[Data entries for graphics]
<<<<

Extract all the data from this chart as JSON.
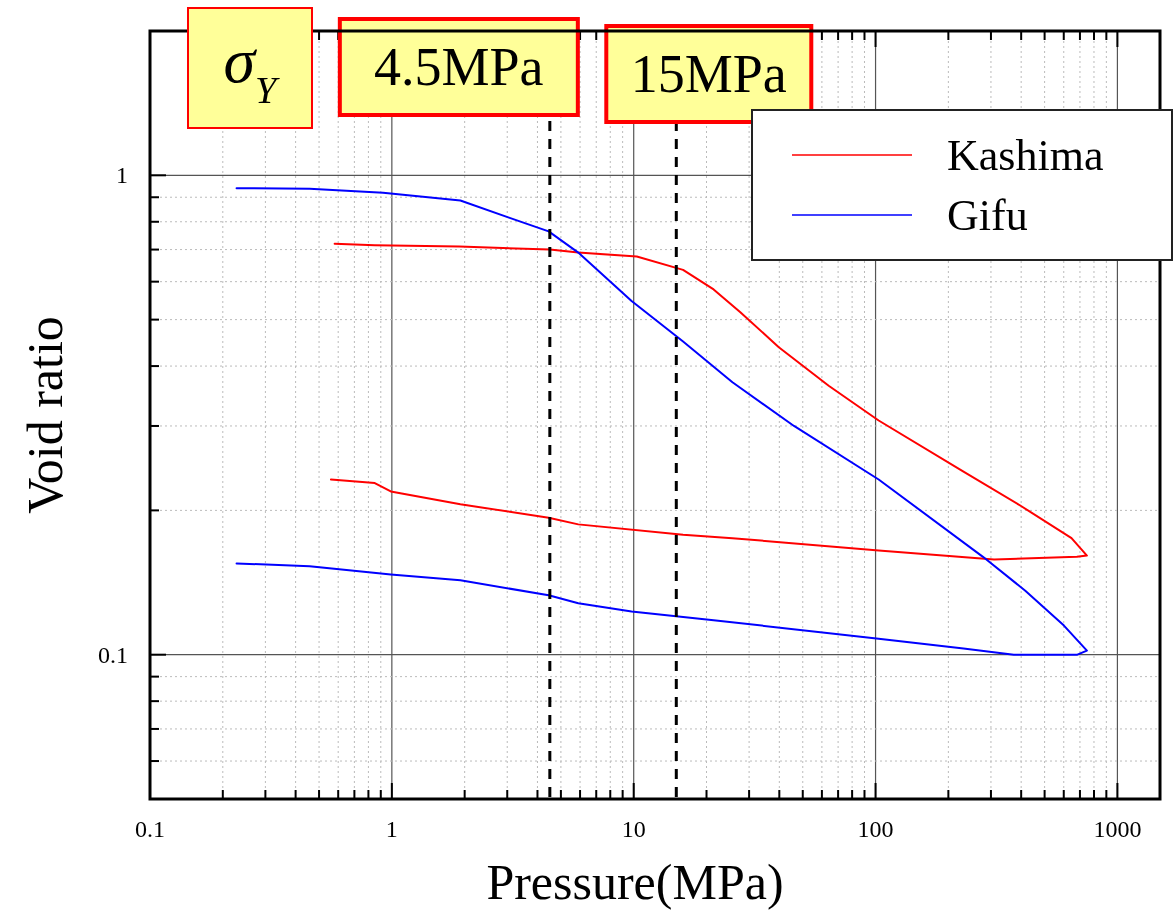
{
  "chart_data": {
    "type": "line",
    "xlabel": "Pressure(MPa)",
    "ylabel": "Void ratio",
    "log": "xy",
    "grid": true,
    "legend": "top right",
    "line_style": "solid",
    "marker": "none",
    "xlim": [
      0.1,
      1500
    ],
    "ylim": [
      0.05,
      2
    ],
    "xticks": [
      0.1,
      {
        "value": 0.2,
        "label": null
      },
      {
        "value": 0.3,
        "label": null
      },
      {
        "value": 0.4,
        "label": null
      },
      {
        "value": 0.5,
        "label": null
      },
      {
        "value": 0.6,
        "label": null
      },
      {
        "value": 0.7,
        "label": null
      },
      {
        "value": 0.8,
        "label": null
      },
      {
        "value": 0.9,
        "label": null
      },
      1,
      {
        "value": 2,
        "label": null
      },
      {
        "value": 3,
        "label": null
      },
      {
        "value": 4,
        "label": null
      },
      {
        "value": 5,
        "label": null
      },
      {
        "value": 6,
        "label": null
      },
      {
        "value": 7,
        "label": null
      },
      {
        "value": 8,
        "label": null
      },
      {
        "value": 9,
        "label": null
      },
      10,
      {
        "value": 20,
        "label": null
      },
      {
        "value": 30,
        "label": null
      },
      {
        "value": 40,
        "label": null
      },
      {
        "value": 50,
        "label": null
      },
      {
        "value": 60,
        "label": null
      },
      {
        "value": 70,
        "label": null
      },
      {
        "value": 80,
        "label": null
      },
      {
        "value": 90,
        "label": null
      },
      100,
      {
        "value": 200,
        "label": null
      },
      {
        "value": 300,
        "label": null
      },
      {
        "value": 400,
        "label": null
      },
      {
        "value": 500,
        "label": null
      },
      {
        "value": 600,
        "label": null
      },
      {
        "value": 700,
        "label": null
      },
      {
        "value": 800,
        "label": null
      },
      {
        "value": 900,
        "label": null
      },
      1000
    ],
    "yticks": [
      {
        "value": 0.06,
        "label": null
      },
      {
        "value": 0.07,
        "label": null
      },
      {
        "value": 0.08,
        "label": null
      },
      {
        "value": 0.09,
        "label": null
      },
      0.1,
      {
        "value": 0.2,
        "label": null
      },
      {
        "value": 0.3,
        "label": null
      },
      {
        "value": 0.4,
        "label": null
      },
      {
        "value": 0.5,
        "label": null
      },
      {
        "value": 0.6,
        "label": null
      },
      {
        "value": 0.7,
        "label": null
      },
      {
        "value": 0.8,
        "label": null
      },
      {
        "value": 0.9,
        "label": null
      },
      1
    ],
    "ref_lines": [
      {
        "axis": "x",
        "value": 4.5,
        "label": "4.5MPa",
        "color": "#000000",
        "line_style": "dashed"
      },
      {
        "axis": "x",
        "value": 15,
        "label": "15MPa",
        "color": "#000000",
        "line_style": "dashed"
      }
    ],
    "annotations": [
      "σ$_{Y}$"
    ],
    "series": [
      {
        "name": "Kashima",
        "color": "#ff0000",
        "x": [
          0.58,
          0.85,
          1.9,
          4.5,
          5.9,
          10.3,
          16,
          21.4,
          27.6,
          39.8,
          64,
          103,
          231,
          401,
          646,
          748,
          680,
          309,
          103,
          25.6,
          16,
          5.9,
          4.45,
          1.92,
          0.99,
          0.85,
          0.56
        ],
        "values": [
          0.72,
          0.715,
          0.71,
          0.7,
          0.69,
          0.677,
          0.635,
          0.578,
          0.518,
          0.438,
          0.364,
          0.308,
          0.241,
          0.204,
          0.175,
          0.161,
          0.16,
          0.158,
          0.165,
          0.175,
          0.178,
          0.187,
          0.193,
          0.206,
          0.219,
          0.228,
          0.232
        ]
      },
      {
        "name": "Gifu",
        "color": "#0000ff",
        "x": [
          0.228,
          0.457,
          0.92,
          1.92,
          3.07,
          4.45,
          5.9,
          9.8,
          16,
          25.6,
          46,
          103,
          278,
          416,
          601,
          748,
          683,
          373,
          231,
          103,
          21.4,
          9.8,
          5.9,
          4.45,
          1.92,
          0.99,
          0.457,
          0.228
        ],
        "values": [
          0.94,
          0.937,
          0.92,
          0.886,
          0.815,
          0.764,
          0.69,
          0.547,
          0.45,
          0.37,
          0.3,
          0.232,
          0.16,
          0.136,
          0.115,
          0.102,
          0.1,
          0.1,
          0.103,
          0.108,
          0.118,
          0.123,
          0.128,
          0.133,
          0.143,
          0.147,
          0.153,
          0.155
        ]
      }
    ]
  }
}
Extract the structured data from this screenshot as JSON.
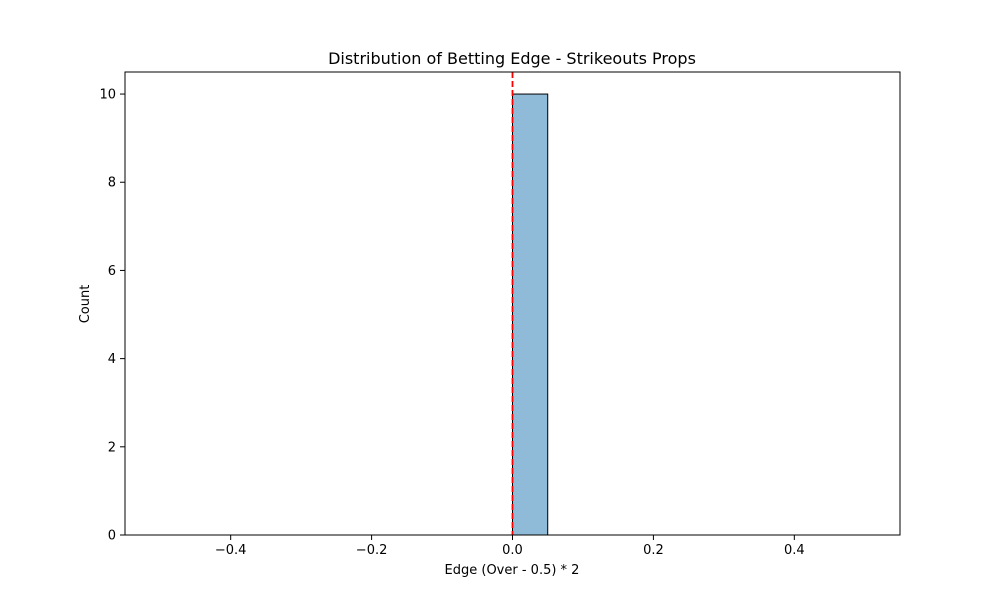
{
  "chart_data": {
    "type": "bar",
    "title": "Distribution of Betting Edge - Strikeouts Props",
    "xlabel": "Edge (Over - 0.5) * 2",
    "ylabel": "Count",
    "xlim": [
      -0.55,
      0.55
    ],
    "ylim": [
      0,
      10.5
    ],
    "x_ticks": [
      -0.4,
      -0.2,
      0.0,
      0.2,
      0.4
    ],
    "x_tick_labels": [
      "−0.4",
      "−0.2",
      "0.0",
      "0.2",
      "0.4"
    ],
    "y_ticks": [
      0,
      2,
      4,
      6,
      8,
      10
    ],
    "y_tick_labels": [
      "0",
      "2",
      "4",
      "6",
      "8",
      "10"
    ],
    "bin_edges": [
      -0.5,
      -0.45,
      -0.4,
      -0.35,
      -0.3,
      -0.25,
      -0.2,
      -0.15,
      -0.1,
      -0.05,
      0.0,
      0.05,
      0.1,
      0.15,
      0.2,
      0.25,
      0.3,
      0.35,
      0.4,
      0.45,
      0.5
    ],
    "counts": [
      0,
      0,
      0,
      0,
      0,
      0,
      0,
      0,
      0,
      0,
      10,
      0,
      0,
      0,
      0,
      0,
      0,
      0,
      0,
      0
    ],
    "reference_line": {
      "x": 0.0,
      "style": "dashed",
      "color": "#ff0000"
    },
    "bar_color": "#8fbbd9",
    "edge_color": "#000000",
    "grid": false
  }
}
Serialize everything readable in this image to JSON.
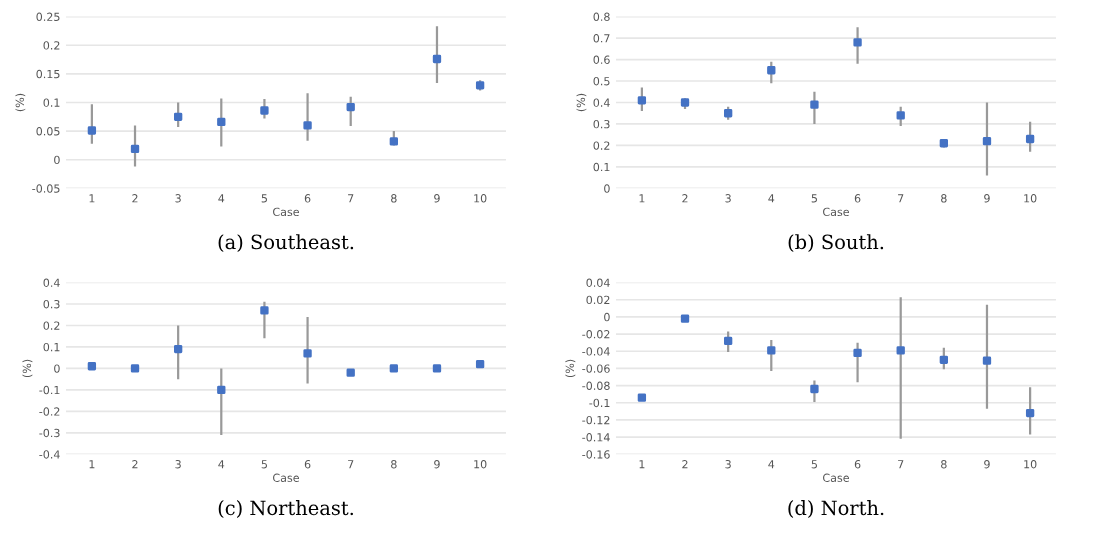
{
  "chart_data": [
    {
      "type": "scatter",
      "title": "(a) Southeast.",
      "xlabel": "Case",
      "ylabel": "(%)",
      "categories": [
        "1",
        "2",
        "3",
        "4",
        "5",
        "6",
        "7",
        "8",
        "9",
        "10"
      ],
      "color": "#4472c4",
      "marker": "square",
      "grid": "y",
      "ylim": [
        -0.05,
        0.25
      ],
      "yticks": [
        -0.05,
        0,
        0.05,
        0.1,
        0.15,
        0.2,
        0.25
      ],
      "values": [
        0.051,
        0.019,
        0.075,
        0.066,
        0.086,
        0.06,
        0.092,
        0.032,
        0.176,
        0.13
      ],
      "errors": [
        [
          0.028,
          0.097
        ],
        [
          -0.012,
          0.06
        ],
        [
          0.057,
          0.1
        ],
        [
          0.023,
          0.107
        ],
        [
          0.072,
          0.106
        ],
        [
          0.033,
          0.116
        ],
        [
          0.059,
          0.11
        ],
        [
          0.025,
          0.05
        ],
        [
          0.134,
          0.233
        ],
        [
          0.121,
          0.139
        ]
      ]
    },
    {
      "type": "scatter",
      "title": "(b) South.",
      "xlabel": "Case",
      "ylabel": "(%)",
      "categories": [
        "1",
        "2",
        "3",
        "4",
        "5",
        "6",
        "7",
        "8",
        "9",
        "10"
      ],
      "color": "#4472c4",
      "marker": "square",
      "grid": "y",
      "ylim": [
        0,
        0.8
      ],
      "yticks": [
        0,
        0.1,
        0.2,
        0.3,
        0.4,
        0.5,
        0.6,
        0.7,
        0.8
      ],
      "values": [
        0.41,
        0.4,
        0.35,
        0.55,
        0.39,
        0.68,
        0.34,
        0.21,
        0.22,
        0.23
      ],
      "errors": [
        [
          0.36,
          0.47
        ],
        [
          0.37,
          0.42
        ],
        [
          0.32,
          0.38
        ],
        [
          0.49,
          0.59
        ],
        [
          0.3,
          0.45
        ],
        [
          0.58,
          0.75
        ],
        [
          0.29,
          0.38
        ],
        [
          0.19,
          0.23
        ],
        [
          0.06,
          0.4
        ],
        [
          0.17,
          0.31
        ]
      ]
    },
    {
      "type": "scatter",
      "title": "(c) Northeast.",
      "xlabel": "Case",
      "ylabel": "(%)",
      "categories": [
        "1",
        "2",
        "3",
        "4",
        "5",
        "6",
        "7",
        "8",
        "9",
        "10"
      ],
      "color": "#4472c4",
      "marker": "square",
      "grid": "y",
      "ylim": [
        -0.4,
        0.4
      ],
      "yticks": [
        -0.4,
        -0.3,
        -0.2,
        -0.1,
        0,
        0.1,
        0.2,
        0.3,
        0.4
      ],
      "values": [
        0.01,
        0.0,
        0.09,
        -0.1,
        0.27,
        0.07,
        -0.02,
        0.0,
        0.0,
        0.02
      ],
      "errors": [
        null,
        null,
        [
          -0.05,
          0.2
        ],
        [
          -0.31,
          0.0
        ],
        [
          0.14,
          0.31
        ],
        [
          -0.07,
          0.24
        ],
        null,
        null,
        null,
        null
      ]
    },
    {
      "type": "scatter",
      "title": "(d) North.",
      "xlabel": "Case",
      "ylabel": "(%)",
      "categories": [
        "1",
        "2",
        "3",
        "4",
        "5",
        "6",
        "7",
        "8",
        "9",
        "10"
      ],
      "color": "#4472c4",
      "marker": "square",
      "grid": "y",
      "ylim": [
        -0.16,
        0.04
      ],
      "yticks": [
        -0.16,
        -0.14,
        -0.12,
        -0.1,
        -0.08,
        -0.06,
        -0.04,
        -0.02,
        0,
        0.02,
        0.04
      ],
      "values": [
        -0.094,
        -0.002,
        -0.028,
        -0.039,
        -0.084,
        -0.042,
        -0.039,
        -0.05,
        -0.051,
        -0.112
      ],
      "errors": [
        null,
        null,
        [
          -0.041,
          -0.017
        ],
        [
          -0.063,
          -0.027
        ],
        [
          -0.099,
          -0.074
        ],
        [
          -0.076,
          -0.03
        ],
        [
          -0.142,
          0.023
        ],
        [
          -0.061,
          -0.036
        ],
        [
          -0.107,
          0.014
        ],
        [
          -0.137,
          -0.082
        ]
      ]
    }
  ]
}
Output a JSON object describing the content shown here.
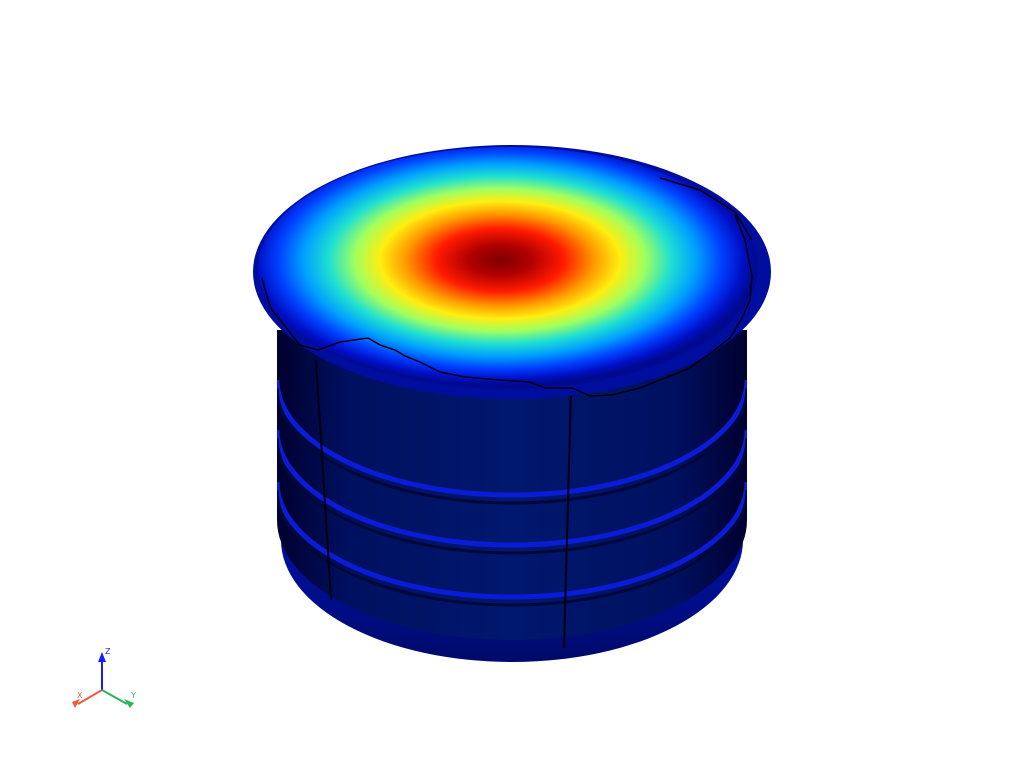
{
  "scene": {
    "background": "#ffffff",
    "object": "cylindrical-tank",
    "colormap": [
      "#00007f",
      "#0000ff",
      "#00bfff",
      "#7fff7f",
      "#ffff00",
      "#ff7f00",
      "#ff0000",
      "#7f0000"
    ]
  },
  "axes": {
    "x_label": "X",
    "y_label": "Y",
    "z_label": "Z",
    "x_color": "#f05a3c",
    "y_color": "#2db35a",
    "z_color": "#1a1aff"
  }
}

>>>>

#### TASK OBJECTIVE:
Excluding pictures, copy exactly the lines from the line containing "Output a JSON" through the last line of the data, inclusive.

#### SOLUTION:
Output a JSON object describing the content shown here.
{
  "scene": {
    "background": "#ffffff",
    "object": "cylindrical-tank",
    "colormap": [
      "#00007f",
      "#0000ff",
      "#00bfff",
      "#7fff7f",
      "#ffff00",
      "#ff7f00",
      "#ff0000",
      "#7f0000"
    ]
  },
  "axes": {
    "x_label": "X",
    "y_label": "Y",
    "z_label": "Z",
    "x_color": "#f05a3c",
    "y_color": "#2db35a",
    "z_color": "#1a1aff"
  }
}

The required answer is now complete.